## Stated exercise
Copy out every record precisely.

** start Supplied entries **

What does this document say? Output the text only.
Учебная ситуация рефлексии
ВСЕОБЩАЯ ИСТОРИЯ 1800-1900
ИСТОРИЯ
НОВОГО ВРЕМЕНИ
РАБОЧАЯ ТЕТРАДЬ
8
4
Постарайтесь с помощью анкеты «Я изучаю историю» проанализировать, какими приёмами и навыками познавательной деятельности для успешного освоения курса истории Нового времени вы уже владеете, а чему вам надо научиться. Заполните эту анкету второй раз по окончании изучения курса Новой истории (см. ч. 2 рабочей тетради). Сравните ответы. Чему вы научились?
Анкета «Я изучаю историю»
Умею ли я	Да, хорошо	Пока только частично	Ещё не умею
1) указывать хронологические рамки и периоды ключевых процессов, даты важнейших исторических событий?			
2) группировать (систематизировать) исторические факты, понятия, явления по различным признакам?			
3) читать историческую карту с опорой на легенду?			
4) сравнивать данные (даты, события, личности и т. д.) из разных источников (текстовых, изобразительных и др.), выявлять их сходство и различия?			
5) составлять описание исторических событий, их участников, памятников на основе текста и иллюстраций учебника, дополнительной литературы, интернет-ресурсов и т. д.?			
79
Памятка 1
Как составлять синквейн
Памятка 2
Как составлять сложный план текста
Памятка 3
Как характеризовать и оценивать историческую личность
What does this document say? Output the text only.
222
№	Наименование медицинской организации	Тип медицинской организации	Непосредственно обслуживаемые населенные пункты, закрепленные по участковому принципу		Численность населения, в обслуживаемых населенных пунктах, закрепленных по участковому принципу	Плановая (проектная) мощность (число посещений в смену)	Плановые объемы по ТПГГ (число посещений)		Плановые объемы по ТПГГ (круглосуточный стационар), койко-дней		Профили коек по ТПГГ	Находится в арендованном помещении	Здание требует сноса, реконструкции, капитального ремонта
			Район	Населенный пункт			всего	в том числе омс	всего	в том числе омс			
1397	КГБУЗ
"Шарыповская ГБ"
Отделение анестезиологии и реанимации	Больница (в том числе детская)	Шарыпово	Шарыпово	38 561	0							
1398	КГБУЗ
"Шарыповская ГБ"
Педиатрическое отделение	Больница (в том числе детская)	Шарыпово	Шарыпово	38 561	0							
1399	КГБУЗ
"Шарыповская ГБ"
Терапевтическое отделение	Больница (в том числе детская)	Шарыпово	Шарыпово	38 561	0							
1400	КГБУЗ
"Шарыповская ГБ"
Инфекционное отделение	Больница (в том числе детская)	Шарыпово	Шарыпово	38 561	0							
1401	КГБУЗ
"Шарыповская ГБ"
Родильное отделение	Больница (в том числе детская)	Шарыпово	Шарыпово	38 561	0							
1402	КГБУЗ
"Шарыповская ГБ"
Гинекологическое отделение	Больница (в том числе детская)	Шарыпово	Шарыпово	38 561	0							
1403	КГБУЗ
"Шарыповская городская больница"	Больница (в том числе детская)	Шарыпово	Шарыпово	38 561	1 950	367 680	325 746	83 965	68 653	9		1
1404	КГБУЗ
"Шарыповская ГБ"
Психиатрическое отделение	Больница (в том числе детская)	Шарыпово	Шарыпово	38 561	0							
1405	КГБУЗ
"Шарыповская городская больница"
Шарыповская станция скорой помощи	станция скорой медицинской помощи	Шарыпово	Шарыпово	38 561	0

** end Supplied entries **

## Full output
What does this document say? Output the text only.
Учебная ситуация рефлексии
ВСЕОБЩАЯ ИСТОРИЯ 1800-1900
ИСТОРИЯ
НОВОГО ВРЕМЕНИ
РАБОЧАЯ ТЕТРАДЬ
8
4
Постарайтесь с помощью анкеты «Я изучаю историю» проанализировать, какими приёмами и навыками познавательной деятельности для успешного освоения курса истории Нового времени вы уже владеете, а чему вам надо научиться. Заполните эту анкету второй раз по окончании изучения курса Новой истории (см. ч. 2 рабочей тетради). Сравните ответы. Чему вы научились?
Анкета «Я изучаю историю»
Умею ли я	Да, хорошо	Пока только частично	Ещё не умею
1) указывать хронологические рамки и периоды ключевых процессов, даты важнейших исторических событий?			
2) группировать (систематизировать) исторические факты, понятия, явления по различным признакам?			
3) читать историческую карту с опорой на легенду?			
4) сравнивать данные (даты, события, личности и т. д.) из разных источников (текстовых, изобразительных и др.), выявлять их сходство и различия?			
5) составлять описание исторических событий, их участников, памятников на основе текста и иллюстраций учебника, дополнительной литературы, интернет-ресурсов и т. д.?			
79
Памятка 1
Как составлять синквейн
Памятка 2
Как составлять сложный план текста
Памятка 3
Как характеризовать и оценивать историческую личность
What does this document say? Output the text only.
222
№	Наименование медицинской организации	Тип медицинской организации	Непосредственно обслуживаемые населенные пункты, закрепленные по участковому принципу		Численность населения, в обслуживаемых населенных пунктах, закрепленных по участковому принципу	Плановая (проектная) мощность (число посещений в смену)	Плановые объемы по ТПГГ (число посещений)		Плановые объемы по ТПГГ (круглосуточный стационар), койко-дней		Профили коек по ТПГГ	Находится в арендованном помещении	Здание требует сноса, реконструкции, капитального ремонта
			Район	Населенный пункт			всего	в том числе омс	всего	в том числе омс			
1397	КГБУЗ
"Шарыповская ГБ"
Отделение анестезиологии и реанимации	Больница (в том числе детская)	Шарыпово	Шарыпово	38 561	0							
1398	КГБУЗ
"Шарыповская ГБ"
Педиатрическое отделение	Больница (в том числе детская)	Шарыпово	Шарыпово	38 561	0							
1399	КГБУЗ
"Шарыповская ГБ"
Терапевтическое отделение	Больница (в том числе детская)	Шарыпово	Шарыпово	38 561	0							
1400	КГБУЗ
"Шарыповская ГБ"
Инфекционное отделение	Больница (в том числе детская)	Шарыпово	Шарыпово	38 561	0							
1401	КГБУЗ
"Шарыповская ГБ"
Родильное отделение	Больница (в том числе детская)	Шарыпово	Шарыпово	38 561	0							
1402	КГБУЗ
"Шарыповская ГБ"
Гинекологическое отделение	Больница (в том числе детская)	Шарыпово	Шарыпово	38 561	0							
1403	КГБУЗ
"Шарыповская городская больница"	Больница (в том числе детская)	Шарыпово	Шарыпово	38 561	1 950	367 680	325 746	83 965	68 653	9		1
1404	КГБУЗ
"Шарыповская ГБ"
Психиатрическое отделение	Больница (в том числе детская)	Шарыпово	Шарыпово	38 561	0							
1405	КГБУЗ
"Шарыповская городская больница"
Шарыповская станция скорой помощи	станция скорой медицинской помощи	Шарыпово	Шарыпово	38 561	0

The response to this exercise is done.